- Figure content listings:

— Start —

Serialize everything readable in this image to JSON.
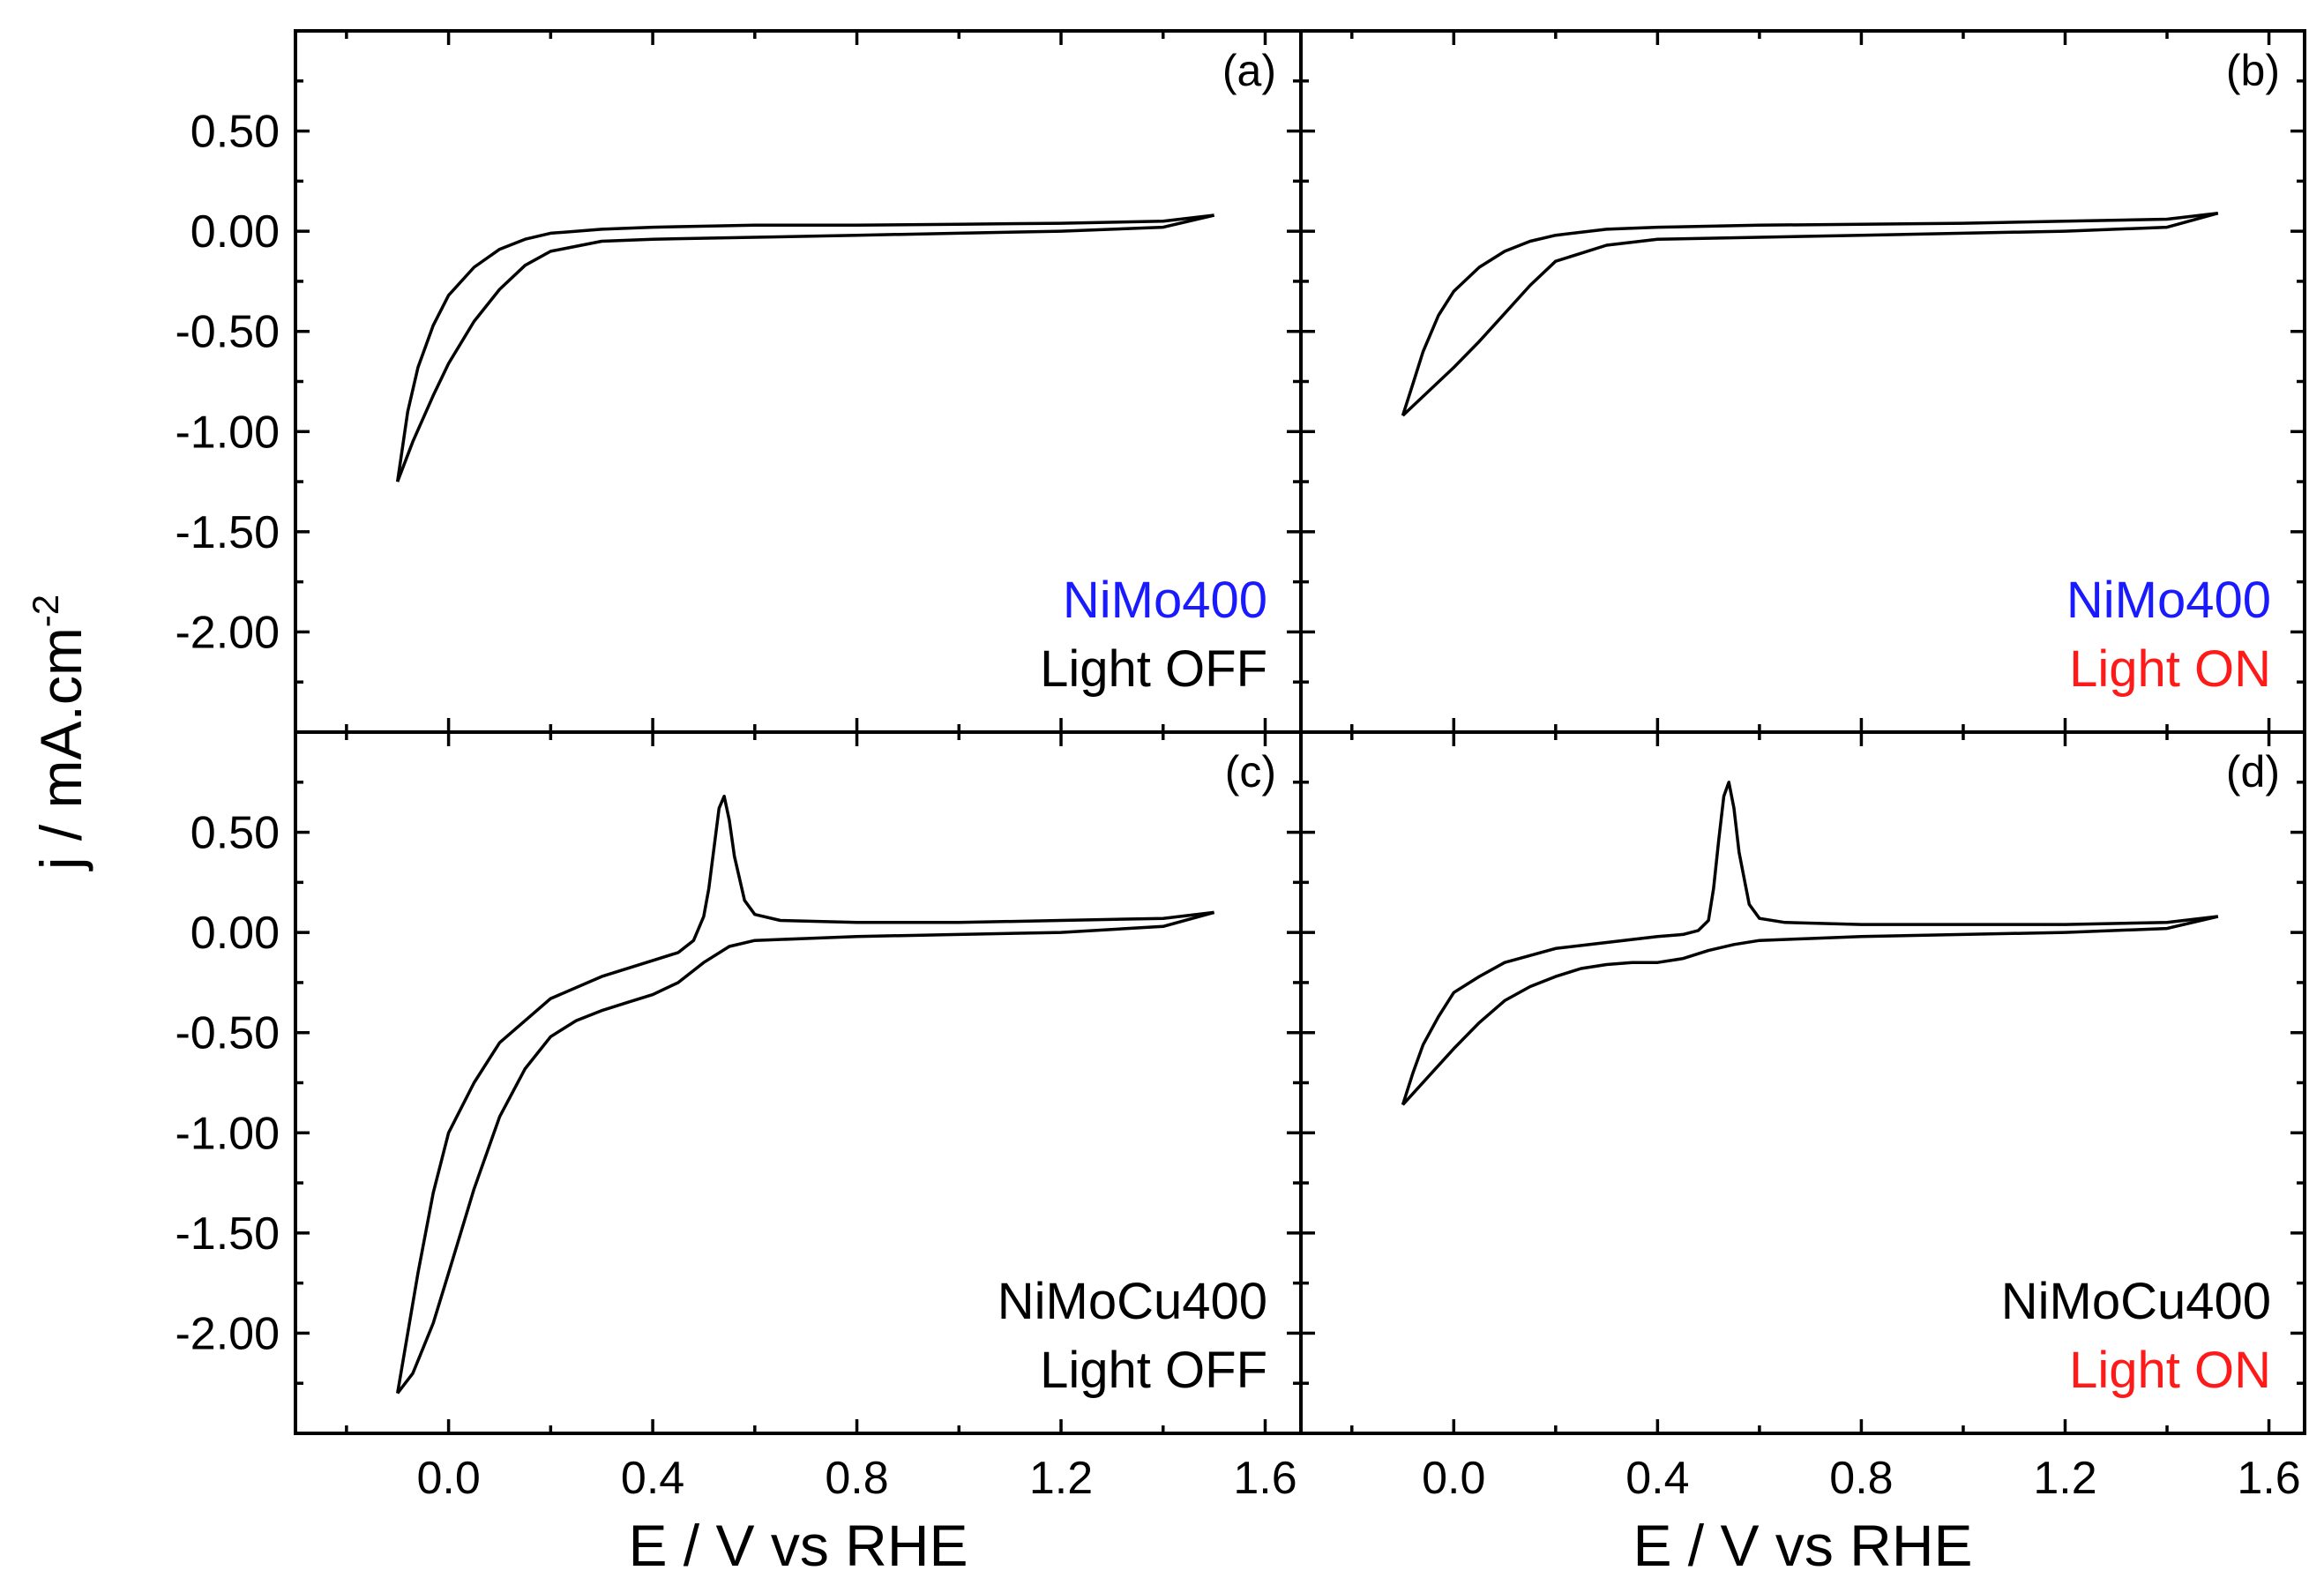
{
  "chart_data": {
    "type": "line",
    "layout": "2x2 shared axes",
    "xlabel": "E / V vs RHE",
    "ylabel": "j / mA.cm",
    "ylabel_sup": "-2",
    "xlim": [
      -0.3,
      1.67
    ],
    "ylim": [
      -2.5,
      1.0
    ],
    "x_ticks": [
      0.0,
      0.4,
      0.8,
      1.2,
      1.6
    ],
    "x_tick_labels": [
      "0.0",
      "0.4",
      "0.8",
      "1.2",
      "1.6"
    ],
    "y_ticks": [
      0.5,
      0.0,
      -0.5,
      -1.0,
      -1.5,
      -2.0
    ],
    "y_tick_labels": [
      "0.50",
      "0.00",
      "-0.50",
      "-1.00",
      "-1.50",
      "-2.00"
    ],
    "panels": [
      {
        "tag": "(a)",
        "sample": "NiMo400",
        "light": "Light OFF",
        "sample_color": "#1a1aff",
        "light_color": "#000000",
        "forward": {
          "x": [
            -0.1,
            -0.07,
            -0.03,
            0.0,
            0.05,
            0.1,
            0.15,
            0.2,
            0.3,
            0.4,
            0.6,
            0.8,
            1.0,
            1.2,
            1.4,
            1.5
          ],
          "y": [
            -1.25,
            -1.05,
            -0.82,
            -0.66,
            -0.45,
            -0.29,
            -0.17,
            -0.1,
            -0.05,
            -0.04,
            -0.03,
            -0.02,
            -0.01,
            0.0,
            0.02,
            0.08
          ]
        },
        "reverse": {
          "x": [
            1.5,
            1.4,
            1.2,
            1.0,
            0.8,
            0.6,
            0.4,
            0.3,
            0.2,
            0.15,
            0.1,
            0.05,
            0.0,
            -0.03,
            -0.06,
            -0.08,
            -0.1
          ],
          "y": [
            0.08,
            0.05,
            0.04,
            0.035,
            0.03,
            0.03,
            0.02,
            0.01,
            -0.01,
            -0.04,
            -0.09,
            -0.18,
            -0.32,
            -0.47,
            -0.68,
            -0.9,
            -1.25
          ]
        }
      },
      {
        "tag": "(b)",
        "sample": "NiMo400",
        "light": "Light ON",
        "sample_color": "#1a1aff",
        "light_color": "#ff1a1a",
        "forward": {
          "x": [
            -0.1,
            -0.05,
            0.0,
            0.05,
            0.1,
            0.15,
            0.2,
            0.3,
            0.4,
            0.6,
            0.8,
            1.0,
            1.2,
            1.4,
            1.5
          ],
          "y": [
            -0.92,
            -0.8,
            -0.68,
            -0.55,
            -0.41,
            -0.27,
            -0.15,
            -0.07,
            -0.04,
            -0.03,
            -0.02,
            -0.01,
            0.0,
            0.02,
            0.09
          ]
        },
        "reverse": {
          "x": [
            1.5,
            1.4,
            1.2,
            1.0,
            0.8,
            0.6,
            0.4,
            0.3,
            0.2,
            0.15,
            0.1,
            0.05,
            0.0,
            -0.03,
            -0.06,
            -0.08,
            -0.1
          ],
          "y": [
            0.09,
            0.06,
            0.05,
            0.04,
            0.035,
            0.03,
            0.02,
            0.01,
            -0.02,
            -0.05,
            -0.1,
            -0.18,
            -0.3,
            -0.42,
            -0.6,
            -0.76,
            -0.92
          ]
        }
      },
      {
        "tag": "(c)",
        "sample": "NiMoCu400",
        "light": "Light OFF",
        "sample_color": "#000000",
        "light_color": "#000000",
        "forward": {
          "x": [
            -0.1,
            -0.07,
            -0.03,
            0.0,
            0.05,
            0.1,
            0.15,
            0.2,
            0.25,
            0.3,
            0.35,
            0.4,
            0.45,
            0.5,
            0.55,
            0.6,
            0.7,
            0.8,
            1.0,
            1.2,
            1.4,
            1.5
          ],
          "y": [
            -2.3,
            -2.2,
            -1.95,
            -1.7,
            -1.28,
            -0.92,
            -0.68,
            -0.52,
            -0.44,
            -0.39,
            -0.35,
            -0.31,
            -0.25,
            -0.15,
            -0.07,
            -0.04,
            -0.03,
            -0.02,
            -0.01,
            0.0,
            0.03,
            0.1
          ]
        },
        "reverse": {
          "x": [
            1.5,
            1.4,
            1.2,
            1.0,
            0.8,
            0.65,
            0.6,
            0.58,
            0.56,
            0.55,
            0.54,
            0.53,
            0.52,
            0.51,
            0.5,
            0.48,
            0.45,
            0.4,
            0.3,
            0.2,
            0.1,
            0.05,
            0.0,
            -0.03,
            -0.06,
            -0.08,
            -0.1
          ],
          "y": [
            0.1,
            0.07,
            0.06,
            0.05,
            0.05,
            0.06,
            0.09,
            0.16,
            0.38,
            0.56,
            0.68,
            0.62,
            0.42,
            0.22,
            0.08,
            -0.04,
            -0.1,
            -0.14,
            -0.22,
            -0.33,
            -0.55,
            -0.75,
            -1.0,
            -1.3,
            -1.7,
            -2.0,
            -2.3
          ]
        }
      },
      {
        "tag": "(d)",
        "sample": "NiMoCu400",
        "light": "Light ON",
        "sample_color": "#000000",
        "light_color": "#ff1a1a",
        "forward": {
          "x": [
            -0.1,
            -0.05,
            0.0,
            0.05,
            0.1,
            0.15,
            0.2,
            0.25,
            0.3,
            0.35,
            0.4,
            0.45,
            0.5,
            0.55,
            0.6,
            0.7,
            0.8,
            1.0,
            1.2,
            1.4,
            1.5
          ],
          "y": [
            -0.86,
            -0.72,
            -0.58,
            -0.45,
            -0.34,
            -0.27,
            -0.22,
            -0.18,
            -0.16,
            -0.15,
            -0.15,
            -0.13,
            -0.09,
            -0.06,
            -0.04,
            -0.03,
            -0.02,
            -0.01,
            0.0,
            0.02,
            0.08
          ]
        },
        "reverse": {
          "x": [
            1.5,
            1.4,
            1.2,
            1.0,
            0.8,
            0.65,
            0.6,
            0.58,
            0.56,
            0.55,
            0.54,
            0.53,
            0.52,
            0.51,
            0.5,
            0.48,
            0.45,
            0.4,
            0.3,
            0.2,
            0.1,
            0.05,
            0.0,
            -0.03,
            -0.06,
            -0.08,
            -0.1
          ],
          "y": [
            0.08,
            0.05,
            0.04,
            0.04,
            0.04,
            0.05,
            0.07,
            0.14,
            0.4,
            0.62,
            0.75,
            0.68,
            0.46,
            0.22,
            0.06,
            0.01,
            -0.01,
            -0.02,
            -0.05,
            -0.08,
            -0.15,
            -0.22,
            -0.3,
            -0.42,
            -0.56,
            -0.7,
            -0.86
          ]
        }
      }
    ]
  }
}
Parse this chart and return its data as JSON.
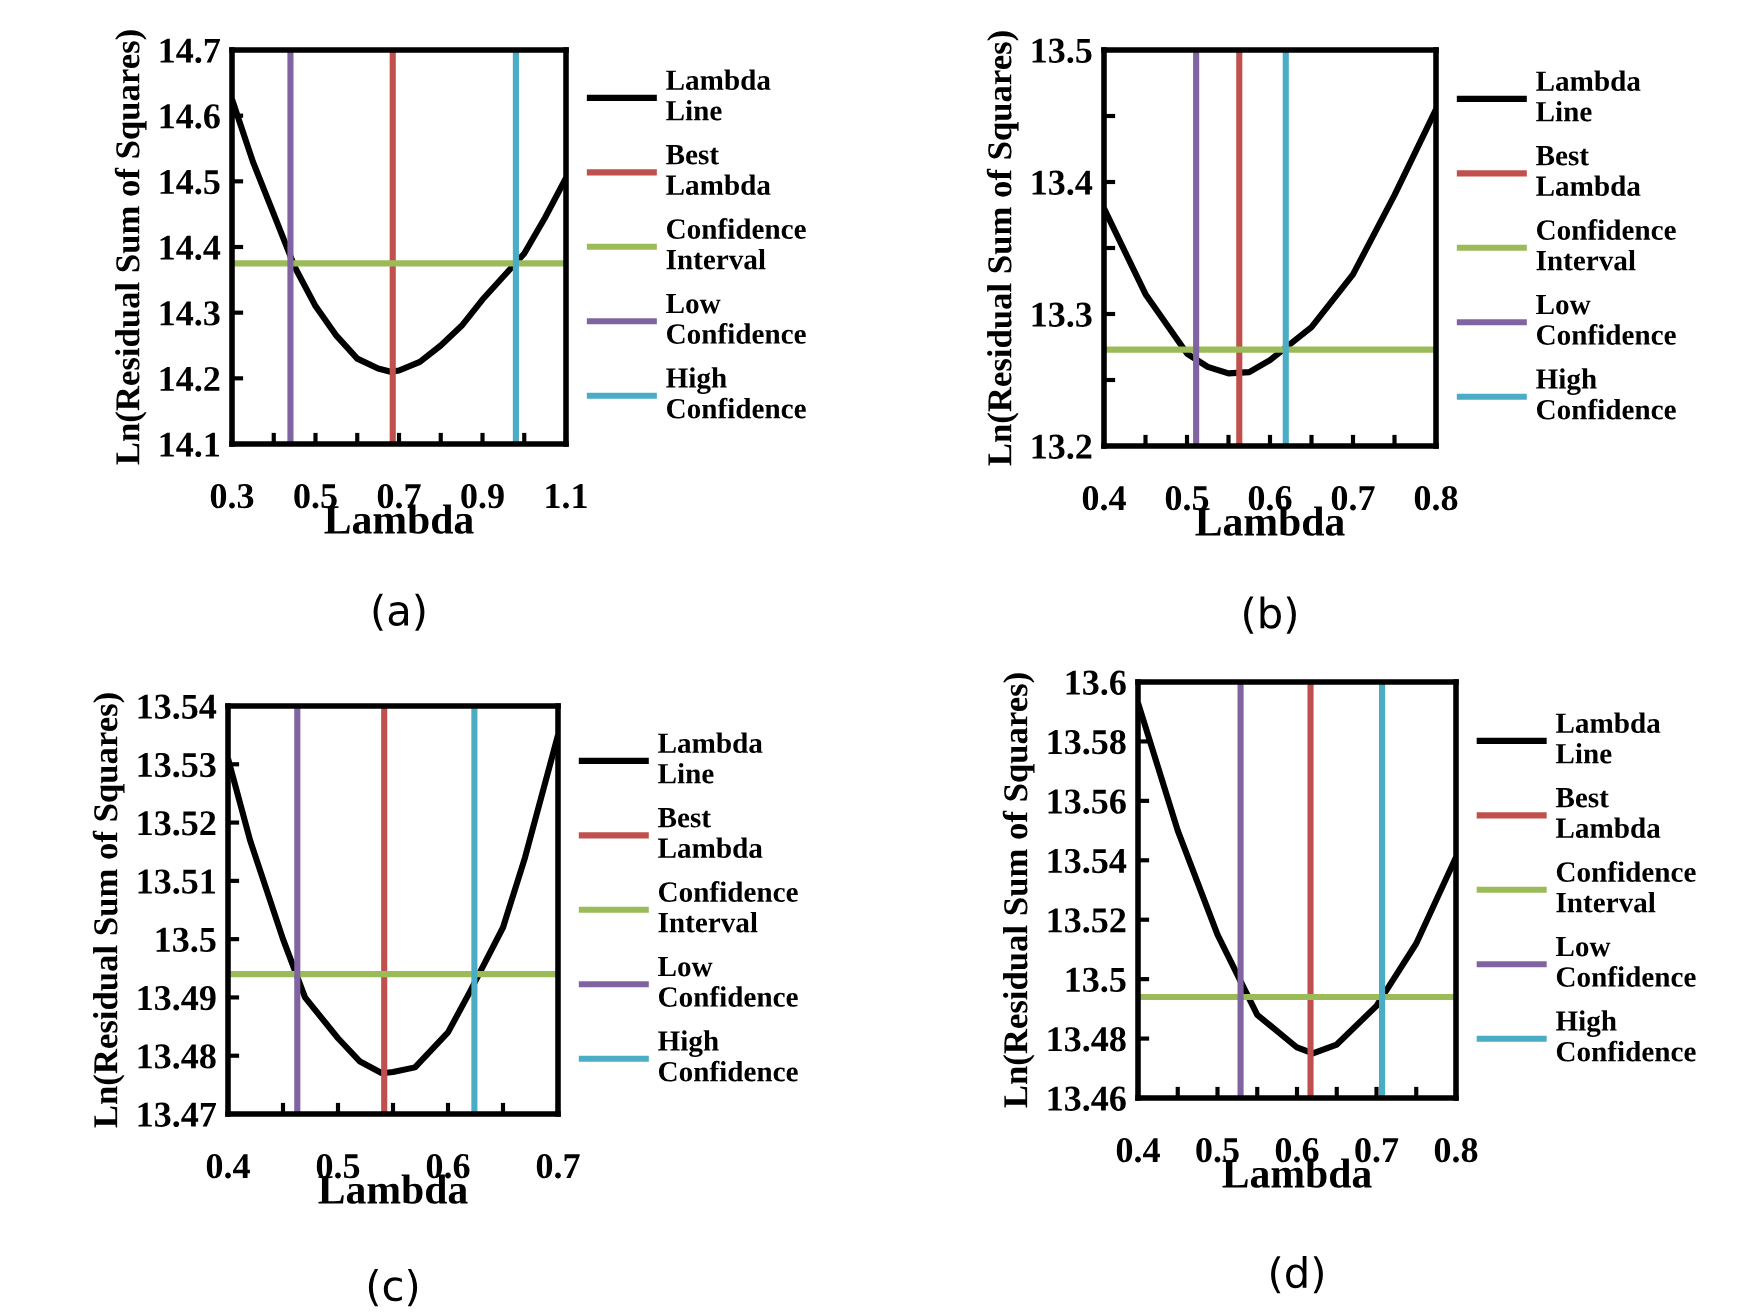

— End —

- WHAT YOU ARE ASKED TO DO: Write out every entry again word for word, without any of the pictures.

- EXERCISE OUTPUT:
Serialize everything readable in this image to JSON.
{
  "chart_data": {
    "type": "line",
    "layout": "2x2 shared axes",
    "xlabel": "E / V vs RHE",
    "ylabel": "j / mA.cm",
    "ylabel_sup": "-2",
    "xlim": [
      -0.3,
      1.67
    ],
    "ylim": [
      -2.5,
      1.0
    ],
    "x_ticks": [
      0.0,
      0.4,
      0.8,
      1.2,
      1.6
    ],
    "x_tick_labels": [
      "0.0",
      "0.4",
      "0.8",
      "1.2",
      "1.6"
    ],
    "y_ticks": [
      0.5,
      0.0,
      -0.5,
      -1.0,
      -1.5,
      -2.0
    ],
    "y_tick_labels": [
      "0.50",
      "0.00",
      "-0.50",
      "-1.00",
      "-1.50",
      "-2.00"
    ],
    "panels": [
      {
        "tag": "(a)",
        "sample": "NiMo400",
        "light": "Light OFF",
        "sample_color": "#1a1aff",
        "light_color": "#000000",
        "forward": {
          "x": [
            -0.1,
            -0.07,
            -0.03,
            0.0,
            0.05,
            0.1,
            0.15,
            0.2,
            0.3,
            0.4,
            0.6,
            0.8,
            1.0,
            1.2,
            1.4,
            1.5
          ],
          "y": [
            -1.25,
            -1.05,
            -0.82,
            -0.66,
            -0.45,
            -0.29,
            -0.17,
            -0.1,
            -0.05,
            -0.04,
            -0.03,
            -0.02,
            -0.01,
            0.0,
            0.02,
            0.08
          ]
        },
        "reverse": {
          "x": [
            1.5,
            1.4,
            1.2,
            1.0,
            0.8,
            0.6,
            0.4,
            0.3,
            0.2,
            0.15,
            0.1,
            0.05,
            0.0,
            -0.03,
            -0.06,
            -0.08,
            -0.1
          ],
          "y": [
            0.08,
            0.05,
            0.04,
            0.035,
            0.03,
            0.03,
            0.02,
            0.01,
            -0.01,
            -0.04,
            -0.09,
            -0.18,
            -0.32,
            -0.47,
            -0.68,
            -0.9,
            -1.25
          ]
        }
      },
      {
        "tag": "(b)",
        "sample": "NiMo400",
        "light": "Light ON",
        "sample_color": "#1a1aff",
        "light_color": "#ff1a1a",
        "forward": {
          "x": [
            -0.1,
            -0.05,
            0.0,
            0.05,
            0.1,
            0.15,
            0.2,
            0.3,
            0.4,
            0.6,
            0.8,
            1.0,
            1.2,
            1.4,
            1.5
          ],
          "y": [
            -0.92,
            -0.8,
            -0.68,
            -0.55,
            -0.41,
            -0.27,
            -0.15,
            -0.07,
            -0.04,
            -0.03,
            -0.02,
            -0.01,
            0.0,
            0.02,
            0.09
          ]
        },
        "reverse": {
          "x": [
            1.5,
            1.4,
            1.2,
            1.0,
            0.8,
            0.6,
            0.4,
            0.3,
            0.2,
            0.15,
            0.1,
            0.05,
            0.0,
            -0.03,
            -0.06,
            -0.08,
            -0.1
          ],
          "y": [
            0.09,
            0.06,
            0.05,
            0.04,
            0.035,
            0.03,
            0.02,
            0.01,
            -0.02,
            -0.05,
            -0.1,
            -0.18,
            -0.3,
            -0.42,
            -0.6,
            -0.76,
            -0.92
          ]
        }
      },
      {
        "tag": "(c)",
        "sample": "NiMoCu400",
        "light": "Light OFF",
        "sample_color": "#000000",
        "light_color": "#000000",
        "forward": {
          "x": [
            -0.1,
            -0.07,
            -0.03,
            0.0,
            0.05,
            0.1,
            0.15,
            0.2,
            0.25,
            0.3,
            0.35,
            0.4,
            0.45,
            0.5,
            0.55,
            0.6,
            0.7,
            0.8,
            1.0,
            1.2,
            1.4,
            1.5
          ],
          "y": [
            -2.3,
            -2.2,
            -1.95,
            -1.7,
            -1.28,
            -0.92,
            -0.68,
            -0.52,
            -0.44,
            -0.39,
            -0.35,
            -0.31,
            -0.25,
            -0.15,
            -0.07,
            -0.04,
            -0.03,
            -0.02,
            -0.01,
            0.0,
            0.03,
            0.1
          ]
        },
        "reverse": {
          "x": [
            1.5,
            1.4,
            1.2,
            1.0,
            0.8,
            0.65,
            0.6,
            0.58,
            0.56,
            0.55,
            0.54,
            0.53,
            0.52,
            0.51,
            0.5,
            0.48,
            0.45,
            0.4,
            0.3,
            0.2,
            0.1,
            0.05,
            0.0,
            -0.03,
            -0.06,
            -0.08,
            -0.1
          ],
          "y": [
            0.1,
            0.07,
            0.06,
            0.05,
            0.05,
            0.06,
            0.09,
            0.16,
            0.38,
            0.56,
            0.68,
            0.62,
            0.42,
            0.22,
            0.08,
            -0.04,
            -0.1,
            -0.14,
            -0.22,
            -0.33,
            -0.55,
            -0.75,
            -1.0,
            -1.3,
            -1.7,
            -2.0,
            -2.3
          ]
        }
      },
      {
        "tag": "(d)",
        "sample": "NiMoCu400",
        "light": "Light ON",
        "sample_color": "#000000",
        "light_color": "#ff1a1a",
        "forward": {
          "x": [
            -0.1,
            -0.05,
            0.0,
            0.05,
            0.1,
            0.15,
            0.2,
            0.25,
            0.3,
            0.35,
            0.4,
            0.45,
            0.5,
            0.55,
            0.6,
            0.7,
            0.8,
            1.0,
            1.2,
            1.4,
            1.5
          ],
          "y": [
            -0.86,
            -0.72,
            -0.58,
            -0.45,
            -0.34,
            -0.27,
            -0.22,
            -0.18,
            -0.16,
            -0.15,
            -0.15,
            -0.13,
            -0.09,
            -0.06,
            -0.04,
            -0.03,
            -0.02,
            -0.01,
            0.0,
            0.02,
            0.08
          ]
        },
        "reverse": {
          "x": [
            1.5,
            1.4,
            1.2,
            1.0,
            0.8,
            0.65,
            0.6,
            0.58,
            0.56,
            0.55,
            0.54,
            0.53,
            0.52,
            0.51,
            0.5,
            0.48,
            0.45,
            0.4,
            0.3,
            0.2,
            0.1,
            0.05,
            0.0,
            -0.03,
            -0.06,
            -0.08,
            -0.1
          ],
          "y": [
            0.08,
            0.05,
            0.04,
            0.04,
            0.04,
            0.05,
            0.07,
            0.14,
            0.4,
            0.62,
            0.75,
            0.68,
            0.46,
            0.22,
            0.06,
            0.01,
            -0.01,
            -0.02,
            -0.05,
            -0.08,
            -0.15,
            -0.22,
            -0.3,
            -0.42,
            -0.56,
            -0.7,
            -0.86
          ]
        }
      }
    ]
  }
}
Parse this chart and return its data as JSON.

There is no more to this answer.